▸ **SET PROBLEM**:
Write the material out again, line by line, exactly as it is.
-- START OF SUPPLIED MATERIAL --
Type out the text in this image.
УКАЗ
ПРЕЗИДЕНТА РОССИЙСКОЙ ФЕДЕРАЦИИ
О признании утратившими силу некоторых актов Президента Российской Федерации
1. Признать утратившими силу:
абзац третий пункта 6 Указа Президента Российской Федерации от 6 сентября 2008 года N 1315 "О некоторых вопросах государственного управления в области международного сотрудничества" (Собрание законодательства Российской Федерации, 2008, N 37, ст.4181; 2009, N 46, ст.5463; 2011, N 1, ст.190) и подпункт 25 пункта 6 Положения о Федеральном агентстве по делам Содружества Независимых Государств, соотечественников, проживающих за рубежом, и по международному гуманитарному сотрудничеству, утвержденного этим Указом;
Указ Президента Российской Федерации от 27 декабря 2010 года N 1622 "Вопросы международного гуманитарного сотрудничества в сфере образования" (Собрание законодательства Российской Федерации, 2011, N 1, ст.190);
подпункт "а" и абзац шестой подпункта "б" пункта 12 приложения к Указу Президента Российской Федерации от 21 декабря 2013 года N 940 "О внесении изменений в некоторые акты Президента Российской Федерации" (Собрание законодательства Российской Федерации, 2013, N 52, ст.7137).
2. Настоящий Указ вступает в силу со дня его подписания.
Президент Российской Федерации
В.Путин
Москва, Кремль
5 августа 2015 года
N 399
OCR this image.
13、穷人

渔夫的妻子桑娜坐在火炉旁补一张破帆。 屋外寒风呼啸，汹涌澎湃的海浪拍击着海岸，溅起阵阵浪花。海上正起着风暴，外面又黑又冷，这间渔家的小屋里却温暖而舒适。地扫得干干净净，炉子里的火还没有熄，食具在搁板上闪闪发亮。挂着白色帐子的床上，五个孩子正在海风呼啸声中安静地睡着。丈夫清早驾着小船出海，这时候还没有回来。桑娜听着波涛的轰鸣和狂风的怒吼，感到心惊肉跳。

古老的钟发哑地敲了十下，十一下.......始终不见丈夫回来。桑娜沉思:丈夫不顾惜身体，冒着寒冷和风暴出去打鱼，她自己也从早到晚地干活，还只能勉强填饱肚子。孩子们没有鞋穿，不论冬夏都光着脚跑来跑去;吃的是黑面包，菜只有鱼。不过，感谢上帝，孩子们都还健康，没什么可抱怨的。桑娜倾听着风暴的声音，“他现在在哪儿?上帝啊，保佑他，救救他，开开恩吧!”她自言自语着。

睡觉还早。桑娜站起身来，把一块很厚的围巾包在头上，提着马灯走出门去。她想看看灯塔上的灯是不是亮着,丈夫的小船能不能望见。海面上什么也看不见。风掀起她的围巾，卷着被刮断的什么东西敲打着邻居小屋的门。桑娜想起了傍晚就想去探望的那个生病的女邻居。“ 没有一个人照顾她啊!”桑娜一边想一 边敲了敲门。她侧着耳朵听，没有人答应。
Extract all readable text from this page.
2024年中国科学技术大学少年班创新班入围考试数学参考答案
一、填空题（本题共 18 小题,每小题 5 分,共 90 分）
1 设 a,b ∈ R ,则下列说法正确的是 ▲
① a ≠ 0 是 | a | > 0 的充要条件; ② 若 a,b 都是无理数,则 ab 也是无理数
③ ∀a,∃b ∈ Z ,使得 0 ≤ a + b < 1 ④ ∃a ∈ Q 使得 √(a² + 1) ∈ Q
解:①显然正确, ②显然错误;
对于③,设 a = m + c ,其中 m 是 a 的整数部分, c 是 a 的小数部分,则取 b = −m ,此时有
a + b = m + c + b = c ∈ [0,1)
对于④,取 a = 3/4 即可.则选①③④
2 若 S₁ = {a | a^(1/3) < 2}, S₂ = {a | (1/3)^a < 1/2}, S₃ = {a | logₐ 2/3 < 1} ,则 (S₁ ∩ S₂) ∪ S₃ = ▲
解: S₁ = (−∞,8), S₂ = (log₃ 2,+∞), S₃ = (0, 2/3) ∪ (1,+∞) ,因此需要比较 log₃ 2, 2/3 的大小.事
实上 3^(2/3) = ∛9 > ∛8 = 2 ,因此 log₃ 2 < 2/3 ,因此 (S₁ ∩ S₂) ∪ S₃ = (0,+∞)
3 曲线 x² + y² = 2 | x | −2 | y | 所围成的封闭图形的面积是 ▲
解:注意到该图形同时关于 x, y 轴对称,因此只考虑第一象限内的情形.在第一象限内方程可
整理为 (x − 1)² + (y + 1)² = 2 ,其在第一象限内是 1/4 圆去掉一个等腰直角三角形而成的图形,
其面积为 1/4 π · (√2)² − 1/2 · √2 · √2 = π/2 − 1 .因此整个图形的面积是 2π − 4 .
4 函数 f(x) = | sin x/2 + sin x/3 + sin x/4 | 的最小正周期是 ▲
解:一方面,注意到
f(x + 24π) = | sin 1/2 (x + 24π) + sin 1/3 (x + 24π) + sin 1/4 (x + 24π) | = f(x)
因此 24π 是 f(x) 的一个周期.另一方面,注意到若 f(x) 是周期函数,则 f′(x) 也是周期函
-- END OF SUPPLIED MATERIAL --
▸ **EXERCISE ANSWER**:
Type out the text in this image.
УКАЗ
ПРЕЗИДЕНТА РОССИЙСКОЙ ФЕДЕРАЦИИ
О признании утратившими силу некоторых актов Президента Российской Федерации
1. Признать утратившими силу:
абзац третий пункта 6 Указа Президента Российской Федерации от 6 сентября 2008 года N 1315 "О некоторых вопросах государственного управления в области международного сотрудничества" (Собрание законодательства Российской Федерации, 2008, N 37, ст.4181; 2009, N 46, ст.5463; 2011, N 1, ст.190) и подпункт 25 пункта 6 Положения о Федеральном агентстве по делам Содружества Независимых Государств, соотечественников, проживающих за рубежом, и по международному гуманитарному сотрудничеству, утвержденного этим Указом;
Указ Президента Российской Федерации от 27 декабря 2010 года N 1622 "Вопросы международного гуманитарного сотрудничества в сфере образования" (Собрание законодательства Российской Федерации, 2011, N 1, ст.190);
подпункт "а" и абзац шестой подпункта "б" пункта 12 приложения к Указу Президента Российской Федерации от 21 декабря 2013 года N 940 "О внесении изменений в некоторые акты Президента Российской Федерации" (Собрание законодательства Российской Федерации, 2013, N 52, ст.7137).
2. Настоящий Указ вступает в силу со дня его подписания.
Президент Российской Федерации
В.Путин
Москва, Кремль
5 августа 2015 года
N 399
OCR this image.
13、穷人

渔夫的妻子桑娜坐在火炉旁补一张破帆。 屋外寒风呼啸，汹涌澎湃的海浪拍击着海岸，溅起阵阵浪花。海上正起着风暴，外面又黑又冷，这间渔家的小屋里却温暖而舒适。地扫得干干净净，炉子里的火还没有熄，食具在搁板上闪闪发亮。挂着白色帐子的床上，五个孩子正在海风呼啸声中安静地睡着。丈夫清早驾着小船出海，这时候还没有回来。桑娜听着波涛的轰鸣和狂风的怒吼，感到心惊肉跳。

古老的钟发哑地敲了十下，十一下.......始终不见丈夫回来。桑娜沉思:丈夫不顾惜身体，冒着寒冷和风暴出去打鱼，她自己也从早到晚地干活，还只能勉强填饱肚子。孩子们没有鞋穿，不论冬夏都光着脚跑来跑去;吃的是黑面包，菜只有鱼。不过，感谢上帝，孩子们都还健康，没什么可抱怨的。桑娜倾听着风暴的声音，“他现在在哪儿?上帝啊，保佑他，救救他，开开恩吧!”她自言自语着。

睡觉还早。桑娜站起身来，把一块很厚的围巾包在头上，提着马灯走出门去。她想看看灯塔上的灯是不是亮着,丈夫的小船能不能望见。海面上什么也看不见。风掀起她的围巾，卷着被刮断的什么东西敲打着邻居小屋的门。桑娜想起了傍晚就想去探望的那个生病的女邻居。“ 没有一个人照顾她啊!”桑娜一边想一 边敲了敲门。她侧着耳朵听，没有人答应。
Extract all readable text from this page.
2024年中国科学技术大学少年班创新班入围考试数学参考答案
一、填空题（本题共 18 小题,每小题 5 分,共 90 分）
1 设 a,b ∈ R ,则下列说法正确的是 ▲
① a ≠ 0 是 | a | > 0 的充要条件; ② 若 a,b 都是无理数,则 ab 也是无理数
③ ∀a,∃b ∈ Z ,使得 0 ≤ a + b < 1 ④ ∃a ∈ Q 使得 √(a² + 1) ∈ Q
解:①显然正确, ②显然错误;
对于③,设 a = m + c ,其中 m 是 a 的整数部分, c 是 a 的小数部分,则取 b = −m ,此时有
a + b = m + c + b = c ∈ [0,1)
对于④,取 a = 3/4 即可.则选①③④
2 若 S₁ = {a | a^(1/3) < 2}, S₂ = {a | (1/3)^a < 1/2}, S₃ = {a | logₐ 2/3 < 1} ,则 (S₁ ∩ S₂) ∪ S₃ = ▲
解: S₁ = (−∞,8), S₂ = (log₃ 2,+∞), S₃ = (0, 2/3) ∪ (1,+∞) ,因此需要比较 log₃ 2, 2/3 的大小.事
实上 3^(2/3) = ∛9 > ∛8 = 2 ,因此 log₃ 2 < 2/3 ,因此 (S₁ ∩ S₂) ∪ S₃ = (0,+∞)
3 曲线 x² + y² = 2 | x | −2 | y | 所围成的封闭图形的面积是 ▲
解:注意到该图形同时关于 x, y 轴对称,因此只考虑第一象限内的情形.在第一象限内方程可
整理为 (x − 1)² + (y + 1)² = 2 ,其在第一象限内是 1/4 圆去掉一个等腰直角三角形而成的图形,
其面积为 1/4 π · (√2)² − 1/2 · √2 · √2 = π/2 − 1 .因此整个图形的面积是 2π − 4 .
4 函数 f(x) = | sin x/2 + sin x/3 + sin x/4 | 的最小正周期是 ▲
解:一方面,注意到
f(x + 24π) = | sin 1/2 (x + 24π) + sin 1/3 (x + 24π) + sin 1/4 (x + 24π) | = f(x)
因此 24π 是 f(x) 的一个周期.另一方面,注意到若 f(x) 是周期函数,则 f′(x) 也是周期函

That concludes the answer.